▼

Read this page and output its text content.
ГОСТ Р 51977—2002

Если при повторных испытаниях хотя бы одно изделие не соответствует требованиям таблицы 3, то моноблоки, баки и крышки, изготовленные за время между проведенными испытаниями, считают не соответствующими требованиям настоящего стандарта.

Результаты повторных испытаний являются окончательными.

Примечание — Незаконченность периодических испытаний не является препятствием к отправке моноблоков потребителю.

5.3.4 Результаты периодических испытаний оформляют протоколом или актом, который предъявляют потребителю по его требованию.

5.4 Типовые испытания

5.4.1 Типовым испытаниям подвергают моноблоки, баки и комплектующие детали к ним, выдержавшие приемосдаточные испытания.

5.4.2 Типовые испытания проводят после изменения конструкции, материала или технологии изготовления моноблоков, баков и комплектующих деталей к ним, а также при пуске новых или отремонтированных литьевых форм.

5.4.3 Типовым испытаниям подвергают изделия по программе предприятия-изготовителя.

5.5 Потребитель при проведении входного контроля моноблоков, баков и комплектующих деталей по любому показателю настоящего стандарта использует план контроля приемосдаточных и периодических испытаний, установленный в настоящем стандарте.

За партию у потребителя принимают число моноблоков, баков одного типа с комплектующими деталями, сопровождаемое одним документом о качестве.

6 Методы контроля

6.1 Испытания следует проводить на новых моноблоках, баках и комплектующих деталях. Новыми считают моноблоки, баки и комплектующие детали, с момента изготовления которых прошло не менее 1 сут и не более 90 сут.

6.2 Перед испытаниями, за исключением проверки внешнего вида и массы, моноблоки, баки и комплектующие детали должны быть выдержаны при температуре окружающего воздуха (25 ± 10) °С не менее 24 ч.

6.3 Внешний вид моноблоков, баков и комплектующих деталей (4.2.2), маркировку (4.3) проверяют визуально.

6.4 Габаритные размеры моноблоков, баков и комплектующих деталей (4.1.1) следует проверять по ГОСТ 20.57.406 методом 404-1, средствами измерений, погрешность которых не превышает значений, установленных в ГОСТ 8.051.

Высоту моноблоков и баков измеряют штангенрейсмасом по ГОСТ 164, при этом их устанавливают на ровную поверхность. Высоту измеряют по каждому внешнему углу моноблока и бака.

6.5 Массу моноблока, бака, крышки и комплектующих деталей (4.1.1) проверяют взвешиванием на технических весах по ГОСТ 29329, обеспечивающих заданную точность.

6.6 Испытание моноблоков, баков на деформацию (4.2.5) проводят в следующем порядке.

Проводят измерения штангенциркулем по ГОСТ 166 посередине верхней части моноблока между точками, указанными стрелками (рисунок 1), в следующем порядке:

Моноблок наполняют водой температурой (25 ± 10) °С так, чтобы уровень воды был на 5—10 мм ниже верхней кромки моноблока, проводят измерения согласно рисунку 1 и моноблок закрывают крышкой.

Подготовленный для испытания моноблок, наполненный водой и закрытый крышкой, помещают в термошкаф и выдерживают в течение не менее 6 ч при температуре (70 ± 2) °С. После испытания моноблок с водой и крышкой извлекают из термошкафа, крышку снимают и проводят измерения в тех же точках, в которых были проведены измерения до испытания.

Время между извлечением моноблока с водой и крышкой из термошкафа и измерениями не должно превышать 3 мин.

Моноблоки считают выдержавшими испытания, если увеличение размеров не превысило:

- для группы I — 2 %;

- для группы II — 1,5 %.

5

▲

Search the entries for the word "повторных", then gather every line that has it.

**Solution for this problem**.
Если при повторных испытаниях хотя бы одно изделие не соответствует требованиям таблицы 3, то моноблоки, баки и крышки, изготовленные за время между проведенными испытаниями, считают не соответствующими требованиям настоящего стандарта.
Результаты повторных испытаний являются окончательными.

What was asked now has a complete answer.